WORK ORDER 1 – Reproduce the Resistance 2 passage between "While my dead" and "main story line.", inclusive.
WORK ORDER 2 – Pick up the account of getting Resistance 2 where it stops and keep writing it.

EXCERPTED TEXT –
****************************************
While my dead Xbox 360 sits in my entertainment unit, and with the release date for Gears of War 2 drawing closer, I had come to accept the possibility of missing the boat on November 7. Looking for an upside to this dismal situation, I turned to PlayStation 3’s hallmark shooter, Resistance 2. With a release date just a few days prior to GOW2 (November 4), I began watching trailers and developer interviews hoping to get excited about this game, whose prequel didn’t do much for me. Resistance 2 packs tons of promise, with absolutely massive enemies, huge environments, and hordes of enemies to annihilate. Not to mention, some shiny new weapons and a rumored 15 hour, 8 player co-op mode that runs parallel to the main story line.
On Wednesday, October 29, I popped into my local video store in hopes of renting Motorstorm: Pacific Rift, which was released the day prior. To my surprise, they hadn’t received the Motorstorm sequel yet, but they did have Resistance 2 on the shelves. I quickly made a dash for the new games for sale section, where I found one lone copy of Resitance 2. Needless to say, I snatched it up and made my way to the cashier with a silly grin on my face.
****************************************
MATERIAL PROVIDED –
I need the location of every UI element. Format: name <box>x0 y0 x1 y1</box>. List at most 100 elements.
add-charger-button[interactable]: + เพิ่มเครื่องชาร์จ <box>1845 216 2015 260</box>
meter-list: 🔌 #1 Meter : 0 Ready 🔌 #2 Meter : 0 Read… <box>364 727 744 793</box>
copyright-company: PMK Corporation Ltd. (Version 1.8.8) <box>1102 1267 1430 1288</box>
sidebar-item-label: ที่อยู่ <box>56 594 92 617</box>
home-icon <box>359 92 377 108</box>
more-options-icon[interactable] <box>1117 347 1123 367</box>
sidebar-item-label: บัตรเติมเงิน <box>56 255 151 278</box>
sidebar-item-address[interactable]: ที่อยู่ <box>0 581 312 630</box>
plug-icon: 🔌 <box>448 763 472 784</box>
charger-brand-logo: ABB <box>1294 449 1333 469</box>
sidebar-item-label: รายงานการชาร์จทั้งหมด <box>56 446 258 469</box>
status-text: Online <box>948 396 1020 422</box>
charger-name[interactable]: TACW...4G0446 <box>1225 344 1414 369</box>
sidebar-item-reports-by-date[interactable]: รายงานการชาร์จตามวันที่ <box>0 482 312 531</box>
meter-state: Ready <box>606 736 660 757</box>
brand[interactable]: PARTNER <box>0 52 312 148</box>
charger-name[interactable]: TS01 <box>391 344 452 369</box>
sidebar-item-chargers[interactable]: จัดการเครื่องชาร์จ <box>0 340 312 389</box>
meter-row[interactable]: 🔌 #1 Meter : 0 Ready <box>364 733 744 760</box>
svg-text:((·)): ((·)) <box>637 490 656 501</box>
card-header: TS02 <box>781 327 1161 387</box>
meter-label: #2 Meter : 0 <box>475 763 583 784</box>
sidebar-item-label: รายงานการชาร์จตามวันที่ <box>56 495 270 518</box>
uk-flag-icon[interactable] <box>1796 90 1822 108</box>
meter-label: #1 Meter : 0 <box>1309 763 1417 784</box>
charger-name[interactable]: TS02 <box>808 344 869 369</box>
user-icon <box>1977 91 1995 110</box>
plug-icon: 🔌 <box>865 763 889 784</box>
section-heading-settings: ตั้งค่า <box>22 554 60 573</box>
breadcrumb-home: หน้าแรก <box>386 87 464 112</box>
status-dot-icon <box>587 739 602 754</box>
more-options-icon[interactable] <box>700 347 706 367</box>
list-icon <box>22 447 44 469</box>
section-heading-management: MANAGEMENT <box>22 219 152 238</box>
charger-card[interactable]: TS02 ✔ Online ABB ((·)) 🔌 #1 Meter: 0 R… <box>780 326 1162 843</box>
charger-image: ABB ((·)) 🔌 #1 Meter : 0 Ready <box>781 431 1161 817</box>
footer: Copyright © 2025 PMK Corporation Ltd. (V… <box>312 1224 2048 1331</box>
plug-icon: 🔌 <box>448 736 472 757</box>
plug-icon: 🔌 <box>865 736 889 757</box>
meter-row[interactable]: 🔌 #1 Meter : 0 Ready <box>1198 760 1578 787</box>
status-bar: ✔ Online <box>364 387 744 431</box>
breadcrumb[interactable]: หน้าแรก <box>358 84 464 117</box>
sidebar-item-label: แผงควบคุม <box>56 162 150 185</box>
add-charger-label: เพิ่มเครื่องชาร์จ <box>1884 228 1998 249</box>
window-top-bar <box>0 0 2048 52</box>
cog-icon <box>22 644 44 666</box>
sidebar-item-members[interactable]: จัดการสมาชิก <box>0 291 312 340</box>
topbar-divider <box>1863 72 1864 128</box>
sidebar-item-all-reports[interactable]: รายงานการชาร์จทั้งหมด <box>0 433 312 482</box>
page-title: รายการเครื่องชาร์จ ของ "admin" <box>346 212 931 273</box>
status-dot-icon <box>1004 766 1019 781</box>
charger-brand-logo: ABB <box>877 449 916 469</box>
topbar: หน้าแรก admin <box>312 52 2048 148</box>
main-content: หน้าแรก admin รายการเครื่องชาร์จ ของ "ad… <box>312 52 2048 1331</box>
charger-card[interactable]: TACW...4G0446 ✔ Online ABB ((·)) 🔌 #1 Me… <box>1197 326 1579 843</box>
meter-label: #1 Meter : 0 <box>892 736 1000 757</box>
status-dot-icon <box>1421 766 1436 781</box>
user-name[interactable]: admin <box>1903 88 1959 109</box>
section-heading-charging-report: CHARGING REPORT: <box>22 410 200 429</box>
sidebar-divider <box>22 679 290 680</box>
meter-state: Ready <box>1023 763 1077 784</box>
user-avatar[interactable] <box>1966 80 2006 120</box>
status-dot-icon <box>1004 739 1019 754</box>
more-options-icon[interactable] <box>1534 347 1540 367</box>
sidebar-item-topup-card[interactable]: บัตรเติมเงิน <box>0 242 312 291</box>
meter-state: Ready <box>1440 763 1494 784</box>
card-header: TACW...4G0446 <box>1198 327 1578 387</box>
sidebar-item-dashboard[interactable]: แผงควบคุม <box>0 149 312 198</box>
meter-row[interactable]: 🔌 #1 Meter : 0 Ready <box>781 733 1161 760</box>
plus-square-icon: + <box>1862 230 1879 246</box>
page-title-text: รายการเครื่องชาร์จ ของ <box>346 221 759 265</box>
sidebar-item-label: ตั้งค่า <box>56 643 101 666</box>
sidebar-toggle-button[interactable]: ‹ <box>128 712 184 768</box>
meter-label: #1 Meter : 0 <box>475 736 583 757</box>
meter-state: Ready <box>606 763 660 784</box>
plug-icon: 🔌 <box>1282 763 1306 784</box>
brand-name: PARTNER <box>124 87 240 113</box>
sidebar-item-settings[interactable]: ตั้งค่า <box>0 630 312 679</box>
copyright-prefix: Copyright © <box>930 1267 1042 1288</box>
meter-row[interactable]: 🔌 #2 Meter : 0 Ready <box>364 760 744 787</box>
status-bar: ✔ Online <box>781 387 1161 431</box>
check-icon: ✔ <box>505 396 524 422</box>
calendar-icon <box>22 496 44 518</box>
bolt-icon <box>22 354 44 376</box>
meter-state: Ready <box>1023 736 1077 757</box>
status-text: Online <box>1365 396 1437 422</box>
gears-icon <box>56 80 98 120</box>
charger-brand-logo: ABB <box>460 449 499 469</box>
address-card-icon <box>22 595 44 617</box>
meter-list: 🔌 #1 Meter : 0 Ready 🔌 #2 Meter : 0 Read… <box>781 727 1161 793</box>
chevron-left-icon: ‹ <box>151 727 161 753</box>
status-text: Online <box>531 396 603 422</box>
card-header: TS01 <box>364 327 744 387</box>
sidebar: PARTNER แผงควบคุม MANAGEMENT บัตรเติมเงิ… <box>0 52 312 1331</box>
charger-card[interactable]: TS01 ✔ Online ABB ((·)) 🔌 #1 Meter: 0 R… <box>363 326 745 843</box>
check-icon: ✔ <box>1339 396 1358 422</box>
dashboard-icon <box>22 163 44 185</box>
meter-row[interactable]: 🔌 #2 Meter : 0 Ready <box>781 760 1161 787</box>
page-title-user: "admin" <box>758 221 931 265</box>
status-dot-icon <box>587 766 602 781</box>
****************************************
ANSWER SPACE 1 –
While my dead Xbox 360 sits in my entertainment unit, and with the release date for Gears of War 2 drawing closer, I had come to accept the possibility of missing the boat on November 7. Looking for an upside to this dismal situation, I turned to PlayStation 3’s hallmark shooter, Resistance 2. With a release date just a few days prior to GOW2 (November 4), I began watching trailers and developer interviews hoping to get excited about this game, whose prequel didn’t do much for me. Resistance 2 packs tons of promise, with absolutely massive enemies, huge environments, and hordes of enemies to annihilate. Not to mention, some shiny new weapons and a rumored 15 hour, 8 player co-op mode that runs parallel to the main story line.

ANSWER SPACE 2 –
Last night I had a chance to sit down with the game, where I fired up the campaign. I tried accessing the online co-op and competitive menus, at which point I was immediately signed out of PlayStation Network. After playing for about an hour and a half, while completing the first couple missions, I was feeling let down on many levels. Keep in mind, that these impressions are based on the first couple missions only. Things might change as I get into it more, but you know what they say about first impressions.
I haven’t played a game this linear since Call of Duty 3. There’s absolutely no chance of stumbling off into a dark corner, or heading back the way you came mistakenly. There’s no exploration what-so-ever. Just a clear path, where the door closes behind you as you enter a new room, and obstacles are clearly placed in the way of any potential wrong direction.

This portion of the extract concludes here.